**Data listing**
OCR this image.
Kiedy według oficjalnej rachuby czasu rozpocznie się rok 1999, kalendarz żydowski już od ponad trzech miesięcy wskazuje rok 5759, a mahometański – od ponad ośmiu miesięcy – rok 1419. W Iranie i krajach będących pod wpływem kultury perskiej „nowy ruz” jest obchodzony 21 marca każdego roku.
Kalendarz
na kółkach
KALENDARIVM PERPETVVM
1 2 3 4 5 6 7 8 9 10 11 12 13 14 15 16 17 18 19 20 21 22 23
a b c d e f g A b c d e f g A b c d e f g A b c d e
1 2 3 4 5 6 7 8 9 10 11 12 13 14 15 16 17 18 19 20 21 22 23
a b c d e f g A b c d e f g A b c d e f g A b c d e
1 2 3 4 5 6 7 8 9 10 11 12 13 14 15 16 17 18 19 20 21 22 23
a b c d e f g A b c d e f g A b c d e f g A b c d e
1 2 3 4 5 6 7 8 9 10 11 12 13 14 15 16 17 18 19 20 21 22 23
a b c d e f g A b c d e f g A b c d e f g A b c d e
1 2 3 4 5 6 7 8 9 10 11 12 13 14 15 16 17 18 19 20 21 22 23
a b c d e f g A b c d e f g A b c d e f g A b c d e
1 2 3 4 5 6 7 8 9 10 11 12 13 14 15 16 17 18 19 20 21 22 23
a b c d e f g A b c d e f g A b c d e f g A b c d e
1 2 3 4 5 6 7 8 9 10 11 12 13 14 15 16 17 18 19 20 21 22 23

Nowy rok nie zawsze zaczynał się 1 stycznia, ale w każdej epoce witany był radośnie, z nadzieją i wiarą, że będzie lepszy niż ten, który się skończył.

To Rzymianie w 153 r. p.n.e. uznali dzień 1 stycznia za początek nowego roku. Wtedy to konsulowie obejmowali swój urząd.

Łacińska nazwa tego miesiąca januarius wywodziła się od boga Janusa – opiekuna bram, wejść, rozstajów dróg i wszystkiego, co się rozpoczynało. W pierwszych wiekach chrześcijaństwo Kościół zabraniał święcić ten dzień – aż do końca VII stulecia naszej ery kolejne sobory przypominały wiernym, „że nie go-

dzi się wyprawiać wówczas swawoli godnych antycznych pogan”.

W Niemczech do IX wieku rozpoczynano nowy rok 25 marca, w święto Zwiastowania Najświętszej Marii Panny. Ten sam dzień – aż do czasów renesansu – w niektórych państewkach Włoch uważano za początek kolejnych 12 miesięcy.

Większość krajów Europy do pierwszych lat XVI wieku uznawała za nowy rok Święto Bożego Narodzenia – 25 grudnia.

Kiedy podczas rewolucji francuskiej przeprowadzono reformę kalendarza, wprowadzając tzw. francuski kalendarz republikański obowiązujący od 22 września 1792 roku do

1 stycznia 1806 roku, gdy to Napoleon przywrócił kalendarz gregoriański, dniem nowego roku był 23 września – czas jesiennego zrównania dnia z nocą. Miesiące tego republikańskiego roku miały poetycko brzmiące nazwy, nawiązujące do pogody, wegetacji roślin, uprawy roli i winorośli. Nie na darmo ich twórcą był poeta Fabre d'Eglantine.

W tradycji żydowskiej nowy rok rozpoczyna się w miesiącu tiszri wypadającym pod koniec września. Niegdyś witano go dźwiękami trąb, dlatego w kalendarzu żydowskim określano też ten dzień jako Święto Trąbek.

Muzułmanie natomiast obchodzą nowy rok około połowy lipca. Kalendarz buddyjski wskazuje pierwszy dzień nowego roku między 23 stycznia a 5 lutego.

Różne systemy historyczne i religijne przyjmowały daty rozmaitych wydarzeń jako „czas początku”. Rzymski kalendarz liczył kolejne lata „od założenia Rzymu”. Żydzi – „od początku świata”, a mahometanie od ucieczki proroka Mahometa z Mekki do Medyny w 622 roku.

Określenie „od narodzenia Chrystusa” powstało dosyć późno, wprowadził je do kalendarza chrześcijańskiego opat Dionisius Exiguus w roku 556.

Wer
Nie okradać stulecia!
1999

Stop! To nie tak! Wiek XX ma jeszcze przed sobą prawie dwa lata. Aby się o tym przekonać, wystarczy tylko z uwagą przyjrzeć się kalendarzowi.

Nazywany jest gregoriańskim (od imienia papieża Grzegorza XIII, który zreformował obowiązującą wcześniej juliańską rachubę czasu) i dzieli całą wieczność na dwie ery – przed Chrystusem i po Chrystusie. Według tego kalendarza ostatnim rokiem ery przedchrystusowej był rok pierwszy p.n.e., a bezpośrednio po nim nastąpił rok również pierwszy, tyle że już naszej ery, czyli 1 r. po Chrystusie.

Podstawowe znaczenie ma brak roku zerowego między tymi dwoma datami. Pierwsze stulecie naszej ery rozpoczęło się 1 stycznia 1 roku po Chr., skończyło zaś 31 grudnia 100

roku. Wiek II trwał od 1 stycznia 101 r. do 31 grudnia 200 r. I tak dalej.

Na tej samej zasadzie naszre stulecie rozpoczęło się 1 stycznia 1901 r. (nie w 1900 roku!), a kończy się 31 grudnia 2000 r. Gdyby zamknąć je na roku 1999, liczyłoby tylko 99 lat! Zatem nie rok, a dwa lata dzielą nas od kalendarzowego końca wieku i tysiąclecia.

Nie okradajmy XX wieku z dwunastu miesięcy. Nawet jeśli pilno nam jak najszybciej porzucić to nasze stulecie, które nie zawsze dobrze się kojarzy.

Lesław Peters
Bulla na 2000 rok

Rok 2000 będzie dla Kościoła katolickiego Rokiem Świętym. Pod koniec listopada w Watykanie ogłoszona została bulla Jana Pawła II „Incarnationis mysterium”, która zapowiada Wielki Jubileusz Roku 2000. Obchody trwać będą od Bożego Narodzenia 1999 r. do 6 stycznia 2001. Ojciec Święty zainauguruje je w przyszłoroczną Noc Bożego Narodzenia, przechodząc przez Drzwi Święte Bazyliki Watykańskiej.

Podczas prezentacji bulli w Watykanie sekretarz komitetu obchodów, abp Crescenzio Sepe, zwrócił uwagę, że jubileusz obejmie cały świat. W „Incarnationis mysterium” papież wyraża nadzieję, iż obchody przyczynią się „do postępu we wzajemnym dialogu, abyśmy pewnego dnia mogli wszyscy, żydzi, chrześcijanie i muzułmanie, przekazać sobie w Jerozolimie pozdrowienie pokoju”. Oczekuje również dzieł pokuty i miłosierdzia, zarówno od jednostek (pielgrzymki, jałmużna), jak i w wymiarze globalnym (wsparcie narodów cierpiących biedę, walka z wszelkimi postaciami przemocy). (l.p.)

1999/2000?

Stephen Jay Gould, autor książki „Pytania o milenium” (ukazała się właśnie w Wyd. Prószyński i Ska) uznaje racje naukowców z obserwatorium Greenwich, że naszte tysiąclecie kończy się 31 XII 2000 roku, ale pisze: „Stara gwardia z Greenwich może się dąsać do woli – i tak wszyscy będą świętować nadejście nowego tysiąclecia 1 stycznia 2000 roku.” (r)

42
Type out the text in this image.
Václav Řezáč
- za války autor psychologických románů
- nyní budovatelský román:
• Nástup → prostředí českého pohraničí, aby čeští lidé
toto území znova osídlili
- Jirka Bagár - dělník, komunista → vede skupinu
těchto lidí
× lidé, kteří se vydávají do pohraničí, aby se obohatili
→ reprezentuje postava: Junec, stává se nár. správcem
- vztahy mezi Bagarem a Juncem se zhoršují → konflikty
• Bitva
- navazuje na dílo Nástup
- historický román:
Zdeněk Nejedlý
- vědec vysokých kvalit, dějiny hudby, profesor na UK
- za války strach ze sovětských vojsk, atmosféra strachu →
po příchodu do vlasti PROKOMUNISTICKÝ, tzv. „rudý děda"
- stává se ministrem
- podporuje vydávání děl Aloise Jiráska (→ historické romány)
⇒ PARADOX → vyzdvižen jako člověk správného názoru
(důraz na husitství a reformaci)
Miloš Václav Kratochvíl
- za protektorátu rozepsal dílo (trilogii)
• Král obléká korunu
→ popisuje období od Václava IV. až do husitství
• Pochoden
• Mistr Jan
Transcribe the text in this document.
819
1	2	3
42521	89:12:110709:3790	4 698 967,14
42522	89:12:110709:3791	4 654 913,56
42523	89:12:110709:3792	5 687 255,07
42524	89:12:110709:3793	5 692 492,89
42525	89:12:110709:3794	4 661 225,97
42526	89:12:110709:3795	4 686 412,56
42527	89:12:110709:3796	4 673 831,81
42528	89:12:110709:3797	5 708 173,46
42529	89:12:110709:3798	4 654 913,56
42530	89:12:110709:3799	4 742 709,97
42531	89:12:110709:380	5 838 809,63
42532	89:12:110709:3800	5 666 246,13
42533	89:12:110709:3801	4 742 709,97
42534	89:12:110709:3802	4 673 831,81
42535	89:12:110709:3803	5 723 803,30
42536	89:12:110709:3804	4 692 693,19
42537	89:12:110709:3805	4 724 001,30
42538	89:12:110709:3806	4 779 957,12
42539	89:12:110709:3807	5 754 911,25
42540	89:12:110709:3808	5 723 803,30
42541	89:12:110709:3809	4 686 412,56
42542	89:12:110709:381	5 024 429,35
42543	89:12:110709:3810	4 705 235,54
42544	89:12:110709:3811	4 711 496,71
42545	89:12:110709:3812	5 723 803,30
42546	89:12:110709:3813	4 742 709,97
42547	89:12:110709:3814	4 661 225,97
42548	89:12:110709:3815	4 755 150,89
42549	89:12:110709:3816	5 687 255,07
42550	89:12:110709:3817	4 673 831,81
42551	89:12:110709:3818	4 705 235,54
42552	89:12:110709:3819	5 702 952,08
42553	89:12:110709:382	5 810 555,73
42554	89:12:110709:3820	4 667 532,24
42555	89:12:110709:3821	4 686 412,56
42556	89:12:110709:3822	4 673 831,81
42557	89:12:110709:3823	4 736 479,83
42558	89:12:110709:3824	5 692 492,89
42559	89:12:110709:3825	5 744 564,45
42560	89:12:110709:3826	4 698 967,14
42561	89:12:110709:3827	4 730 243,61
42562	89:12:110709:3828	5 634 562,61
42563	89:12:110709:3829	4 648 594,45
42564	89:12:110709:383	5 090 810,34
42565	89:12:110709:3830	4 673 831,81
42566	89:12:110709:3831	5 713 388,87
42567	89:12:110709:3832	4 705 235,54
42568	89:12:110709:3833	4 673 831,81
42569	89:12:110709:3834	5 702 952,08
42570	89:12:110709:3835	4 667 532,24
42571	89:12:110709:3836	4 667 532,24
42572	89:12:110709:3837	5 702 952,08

**Exercise goal**
Your reply is one number: how many lines of the records above contain the word "lidé".

**Answer to the exercise**
2